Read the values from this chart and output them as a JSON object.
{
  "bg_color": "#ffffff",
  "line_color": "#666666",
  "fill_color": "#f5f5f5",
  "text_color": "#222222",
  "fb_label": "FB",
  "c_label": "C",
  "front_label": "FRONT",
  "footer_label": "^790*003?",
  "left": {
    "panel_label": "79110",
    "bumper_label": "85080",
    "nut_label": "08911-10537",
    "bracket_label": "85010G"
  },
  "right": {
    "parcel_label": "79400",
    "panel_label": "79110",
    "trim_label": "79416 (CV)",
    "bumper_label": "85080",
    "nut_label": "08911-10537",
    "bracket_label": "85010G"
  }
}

━━━━━━━━━━━━━━━━━━━━

Prompt
The entries above should be repeated exactly, every one of them.

The reply
Read the values from this chart and output them as a JSON object.
{
  "bg_color": "#ffffff",
  "line_color": "#666666",
  "fill_color": "#f5f5f5",
  "text_color": "#222222",
  "fb_label": "FB",
  "c_label": "C",
  "front_label": "FRONT",
  "footer_label": "^790*003?",
  "left": {
    "panel_label": "79110",
    "bumper_label": "85080",
    "nut_label": "08911-10537",
    "bracket_label": "85010G"
  },
  "right": {
    "parcel_label": "79400",
    "panel_label": "79110",
    "trim_label": "79416 (CV)",
    "bumper_label": "85080",
    "nut_label": "08911-10537",
    "bracket_label": "85010G"
  }
}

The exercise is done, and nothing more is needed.